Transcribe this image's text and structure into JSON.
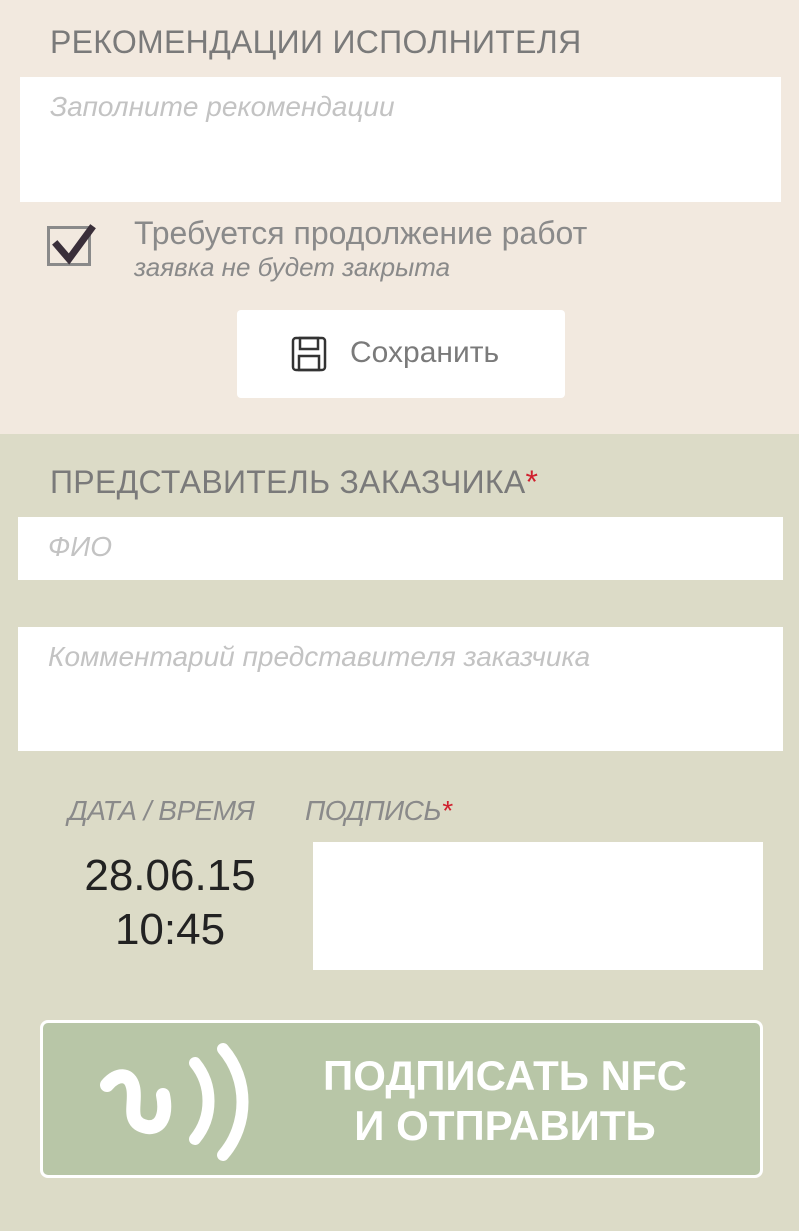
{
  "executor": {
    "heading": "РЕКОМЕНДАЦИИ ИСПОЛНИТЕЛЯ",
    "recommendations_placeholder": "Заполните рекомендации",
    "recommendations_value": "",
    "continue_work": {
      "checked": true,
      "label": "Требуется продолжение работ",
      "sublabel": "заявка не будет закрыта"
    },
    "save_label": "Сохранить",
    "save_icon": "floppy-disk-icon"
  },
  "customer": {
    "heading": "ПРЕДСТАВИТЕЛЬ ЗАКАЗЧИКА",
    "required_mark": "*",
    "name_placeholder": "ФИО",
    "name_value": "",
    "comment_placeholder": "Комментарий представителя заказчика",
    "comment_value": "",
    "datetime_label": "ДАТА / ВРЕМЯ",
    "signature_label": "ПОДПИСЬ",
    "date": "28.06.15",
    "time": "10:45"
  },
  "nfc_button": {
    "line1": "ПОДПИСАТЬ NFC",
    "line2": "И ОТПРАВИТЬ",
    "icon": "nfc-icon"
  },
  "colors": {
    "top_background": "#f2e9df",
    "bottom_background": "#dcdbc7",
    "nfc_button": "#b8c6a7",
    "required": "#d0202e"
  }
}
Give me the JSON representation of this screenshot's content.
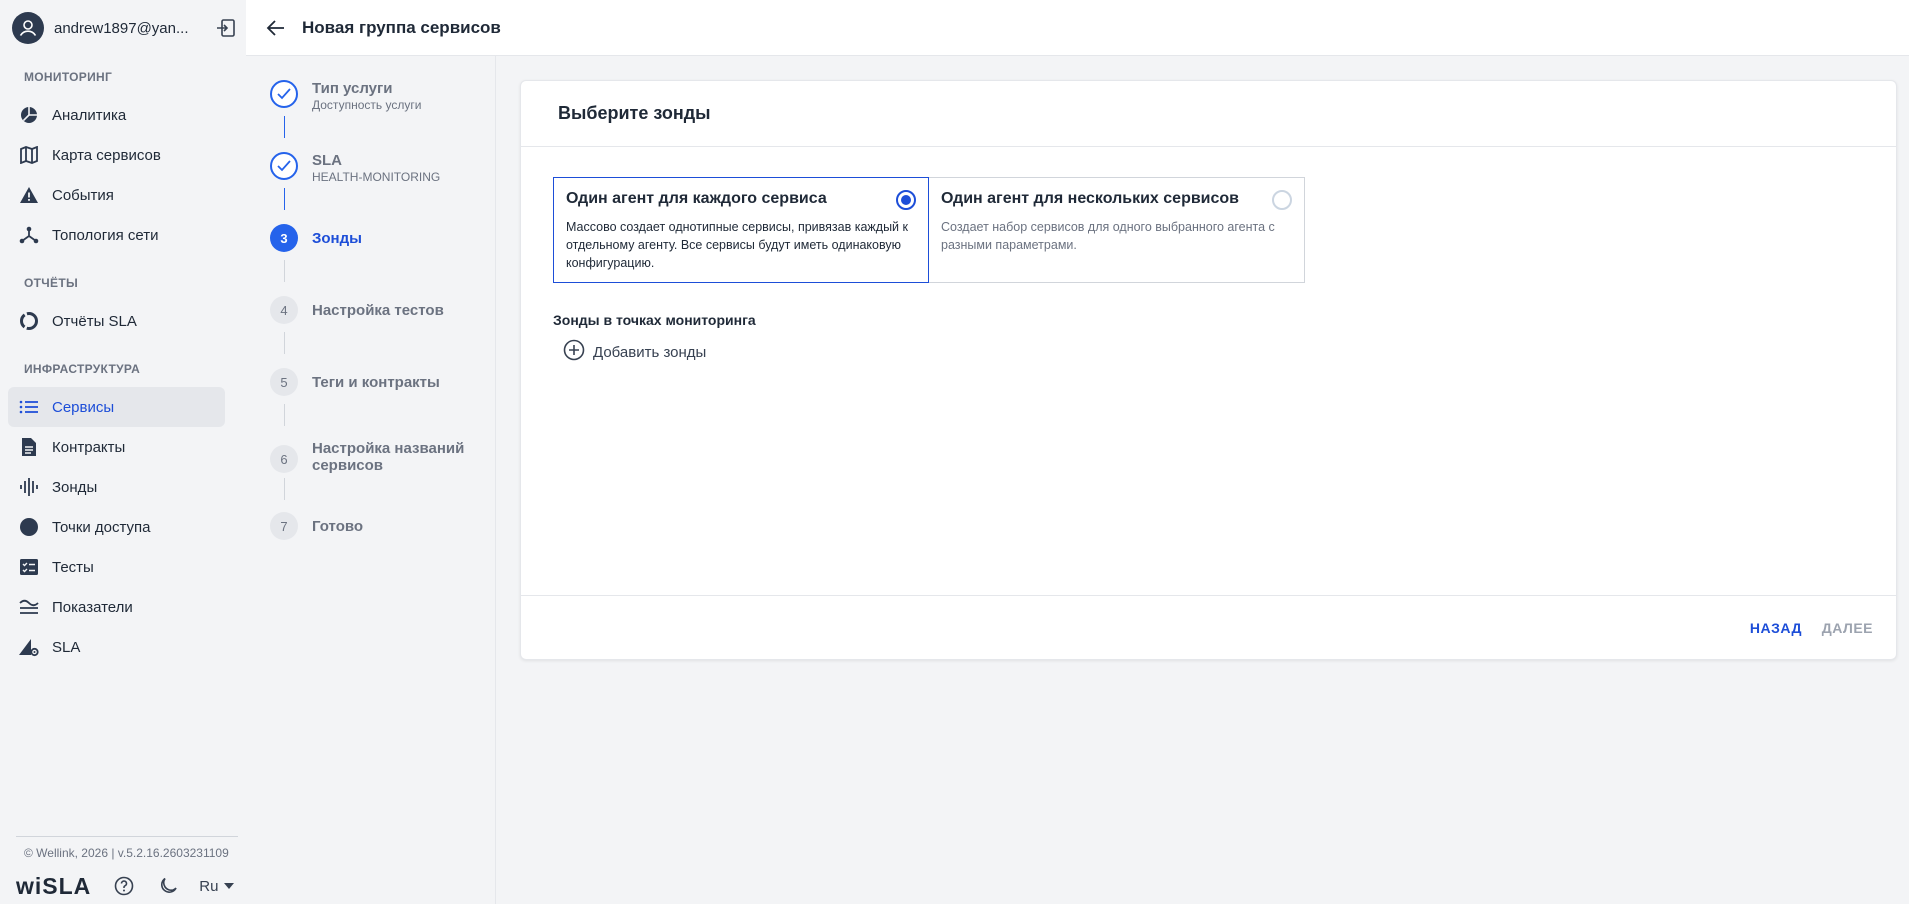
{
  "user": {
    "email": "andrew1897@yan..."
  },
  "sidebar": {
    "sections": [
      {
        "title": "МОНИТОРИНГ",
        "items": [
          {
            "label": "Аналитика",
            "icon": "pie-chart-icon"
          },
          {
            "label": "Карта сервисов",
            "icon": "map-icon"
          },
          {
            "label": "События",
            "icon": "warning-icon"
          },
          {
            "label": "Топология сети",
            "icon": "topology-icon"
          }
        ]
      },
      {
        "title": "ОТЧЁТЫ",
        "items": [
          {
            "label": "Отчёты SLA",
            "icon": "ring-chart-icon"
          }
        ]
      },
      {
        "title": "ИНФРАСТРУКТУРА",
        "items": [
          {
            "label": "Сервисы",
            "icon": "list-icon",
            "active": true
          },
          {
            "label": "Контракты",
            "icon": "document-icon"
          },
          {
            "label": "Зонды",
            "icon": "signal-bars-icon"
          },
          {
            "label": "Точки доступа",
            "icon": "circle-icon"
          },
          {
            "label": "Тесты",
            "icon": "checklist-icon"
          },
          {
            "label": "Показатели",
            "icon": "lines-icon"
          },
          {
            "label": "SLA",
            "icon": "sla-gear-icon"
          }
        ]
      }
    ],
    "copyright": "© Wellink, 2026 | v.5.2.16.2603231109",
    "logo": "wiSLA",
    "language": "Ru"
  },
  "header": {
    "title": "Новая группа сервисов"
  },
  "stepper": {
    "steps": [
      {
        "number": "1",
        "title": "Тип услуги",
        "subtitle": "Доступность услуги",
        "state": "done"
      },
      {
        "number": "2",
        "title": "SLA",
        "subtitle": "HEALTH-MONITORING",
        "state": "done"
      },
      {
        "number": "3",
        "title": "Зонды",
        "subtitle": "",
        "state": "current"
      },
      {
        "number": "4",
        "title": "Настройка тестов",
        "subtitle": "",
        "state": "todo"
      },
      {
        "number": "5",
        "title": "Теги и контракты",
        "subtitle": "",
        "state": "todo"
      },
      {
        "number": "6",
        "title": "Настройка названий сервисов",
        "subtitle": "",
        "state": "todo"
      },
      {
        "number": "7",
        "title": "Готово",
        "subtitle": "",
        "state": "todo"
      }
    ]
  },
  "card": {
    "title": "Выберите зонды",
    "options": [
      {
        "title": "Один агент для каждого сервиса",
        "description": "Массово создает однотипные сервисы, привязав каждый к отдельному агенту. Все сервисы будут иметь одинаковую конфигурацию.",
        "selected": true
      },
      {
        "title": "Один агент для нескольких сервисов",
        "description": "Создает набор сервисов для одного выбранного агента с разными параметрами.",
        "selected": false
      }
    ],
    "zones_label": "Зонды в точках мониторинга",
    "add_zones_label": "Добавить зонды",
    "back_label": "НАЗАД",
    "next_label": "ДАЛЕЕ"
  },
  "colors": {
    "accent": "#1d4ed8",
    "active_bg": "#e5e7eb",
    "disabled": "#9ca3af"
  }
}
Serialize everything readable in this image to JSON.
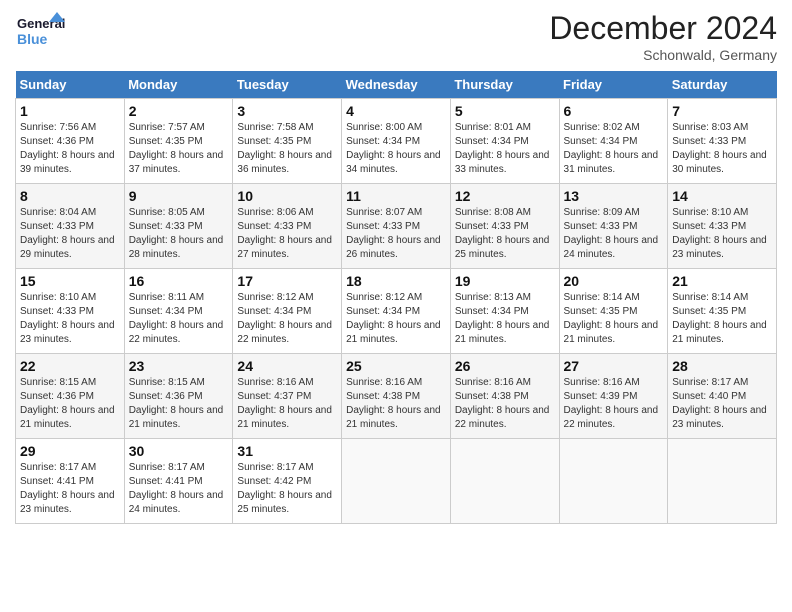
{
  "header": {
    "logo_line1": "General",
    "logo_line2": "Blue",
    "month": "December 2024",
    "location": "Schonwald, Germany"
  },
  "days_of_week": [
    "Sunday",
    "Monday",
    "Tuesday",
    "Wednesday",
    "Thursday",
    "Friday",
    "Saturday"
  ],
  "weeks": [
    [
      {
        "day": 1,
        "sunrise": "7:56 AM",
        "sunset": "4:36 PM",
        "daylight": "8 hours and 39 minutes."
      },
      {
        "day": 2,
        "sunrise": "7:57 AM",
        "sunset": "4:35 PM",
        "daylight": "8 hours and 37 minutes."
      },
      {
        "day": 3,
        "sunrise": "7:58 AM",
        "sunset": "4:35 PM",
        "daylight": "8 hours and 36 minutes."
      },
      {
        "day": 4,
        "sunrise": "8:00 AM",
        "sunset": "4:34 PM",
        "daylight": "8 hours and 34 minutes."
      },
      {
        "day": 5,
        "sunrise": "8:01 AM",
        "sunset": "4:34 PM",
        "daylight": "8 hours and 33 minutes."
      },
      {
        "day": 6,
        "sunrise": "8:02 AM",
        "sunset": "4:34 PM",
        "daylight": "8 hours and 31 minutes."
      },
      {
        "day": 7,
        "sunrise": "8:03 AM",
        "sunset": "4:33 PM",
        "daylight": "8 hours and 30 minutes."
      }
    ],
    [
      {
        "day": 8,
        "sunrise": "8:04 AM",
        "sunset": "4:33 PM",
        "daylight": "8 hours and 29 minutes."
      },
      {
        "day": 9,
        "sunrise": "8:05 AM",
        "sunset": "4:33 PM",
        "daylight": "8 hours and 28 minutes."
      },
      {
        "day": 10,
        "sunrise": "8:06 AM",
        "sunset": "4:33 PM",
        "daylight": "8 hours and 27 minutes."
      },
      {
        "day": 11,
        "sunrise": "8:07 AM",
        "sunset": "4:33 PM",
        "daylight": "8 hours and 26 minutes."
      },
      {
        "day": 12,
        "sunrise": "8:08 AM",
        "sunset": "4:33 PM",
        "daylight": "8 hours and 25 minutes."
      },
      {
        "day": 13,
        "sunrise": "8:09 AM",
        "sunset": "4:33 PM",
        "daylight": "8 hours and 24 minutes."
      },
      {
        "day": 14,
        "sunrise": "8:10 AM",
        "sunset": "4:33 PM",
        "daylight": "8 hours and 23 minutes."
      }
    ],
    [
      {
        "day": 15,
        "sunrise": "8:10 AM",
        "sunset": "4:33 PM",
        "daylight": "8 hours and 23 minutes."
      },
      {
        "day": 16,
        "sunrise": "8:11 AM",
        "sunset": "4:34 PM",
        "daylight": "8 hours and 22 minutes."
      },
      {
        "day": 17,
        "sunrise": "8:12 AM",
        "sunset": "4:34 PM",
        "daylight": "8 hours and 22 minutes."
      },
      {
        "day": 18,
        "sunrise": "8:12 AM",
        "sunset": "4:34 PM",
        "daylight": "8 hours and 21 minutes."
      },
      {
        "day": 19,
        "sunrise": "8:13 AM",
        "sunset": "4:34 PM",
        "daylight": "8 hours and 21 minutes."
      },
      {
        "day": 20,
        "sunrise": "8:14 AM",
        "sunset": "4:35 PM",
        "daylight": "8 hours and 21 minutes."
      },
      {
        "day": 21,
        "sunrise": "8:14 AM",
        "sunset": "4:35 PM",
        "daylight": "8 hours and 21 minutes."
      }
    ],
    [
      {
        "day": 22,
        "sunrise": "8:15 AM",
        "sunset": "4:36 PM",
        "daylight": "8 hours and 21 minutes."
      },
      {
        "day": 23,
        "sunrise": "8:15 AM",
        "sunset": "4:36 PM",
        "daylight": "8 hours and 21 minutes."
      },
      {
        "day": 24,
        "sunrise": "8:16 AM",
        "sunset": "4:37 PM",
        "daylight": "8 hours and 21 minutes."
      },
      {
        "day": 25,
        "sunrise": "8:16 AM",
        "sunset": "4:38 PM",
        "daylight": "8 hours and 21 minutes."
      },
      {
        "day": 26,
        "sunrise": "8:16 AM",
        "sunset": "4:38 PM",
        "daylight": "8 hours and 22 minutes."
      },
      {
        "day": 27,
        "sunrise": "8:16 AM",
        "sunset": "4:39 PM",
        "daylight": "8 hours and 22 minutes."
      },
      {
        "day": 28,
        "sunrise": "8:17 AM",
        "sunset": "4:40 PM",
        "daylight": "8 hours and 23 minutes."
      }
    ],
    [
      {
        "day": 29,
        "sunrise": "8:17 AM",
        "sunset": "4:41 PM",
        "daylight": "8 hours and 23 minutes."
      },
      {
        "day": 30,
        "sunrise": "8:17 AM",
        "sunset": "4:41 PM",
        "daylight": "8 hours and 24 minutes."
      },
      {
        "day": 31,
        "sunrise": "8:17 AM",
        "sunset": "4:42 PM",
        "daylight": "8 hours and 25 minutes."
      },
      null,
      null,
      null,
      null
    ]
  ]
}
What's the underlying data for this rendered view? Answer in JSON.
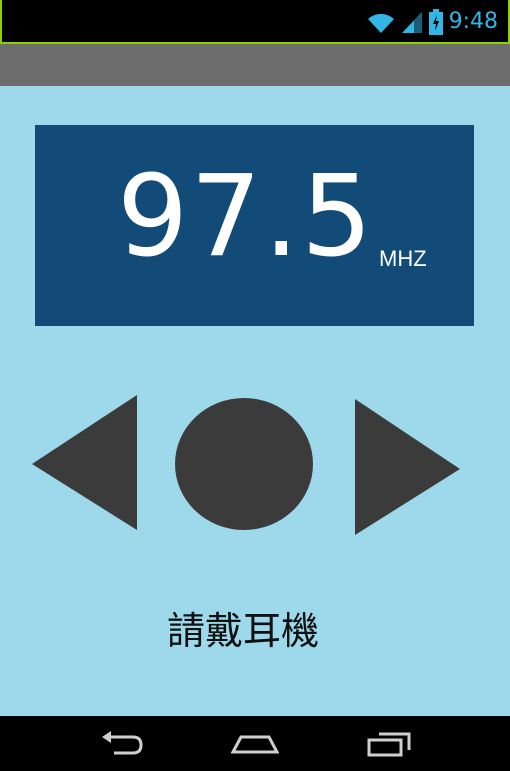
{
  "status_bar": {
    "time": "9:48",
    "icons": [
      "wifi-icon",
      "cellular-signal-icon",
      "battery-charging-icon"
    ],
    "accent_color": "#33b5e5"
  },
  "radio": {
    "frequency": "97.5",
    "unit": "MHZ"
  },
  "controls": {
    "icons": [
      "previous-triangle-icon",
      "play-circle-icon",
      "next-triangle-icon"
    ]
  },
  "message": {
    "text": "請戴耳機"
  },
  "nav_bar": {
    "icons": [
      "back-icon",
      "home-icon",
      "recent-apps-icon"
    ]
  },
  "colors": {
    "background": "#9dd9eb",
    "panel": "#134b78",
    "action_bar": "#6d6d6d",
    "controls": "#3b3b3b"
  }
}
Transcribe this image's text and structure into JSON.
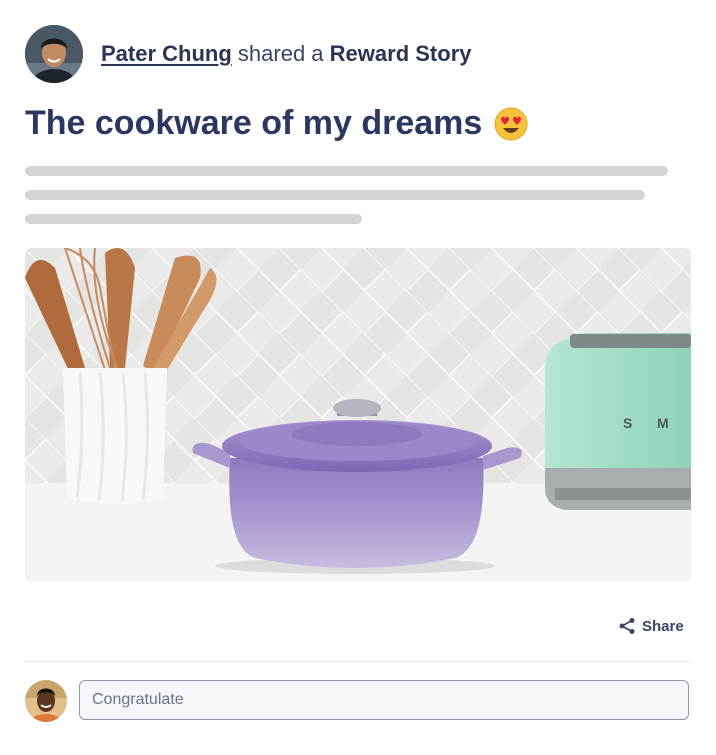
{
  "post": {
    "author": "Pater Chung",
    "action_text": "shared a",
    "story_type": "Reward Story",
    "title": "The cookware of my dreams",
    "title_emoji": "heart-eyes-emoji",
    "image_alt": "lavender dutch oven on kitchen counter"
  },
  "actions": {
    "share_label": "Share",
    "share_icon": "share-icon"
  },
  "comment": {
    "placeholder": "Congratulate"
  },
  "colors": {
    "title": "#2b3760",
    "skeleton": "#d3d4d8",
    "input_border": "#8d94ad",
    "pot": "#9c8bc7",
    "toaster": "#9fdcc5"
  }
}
··········
- Instructions to follow -
Select and copy every line of the listing with the word "true".

- Response to the task -
      "checked": true,
            "active": true
        "selected": true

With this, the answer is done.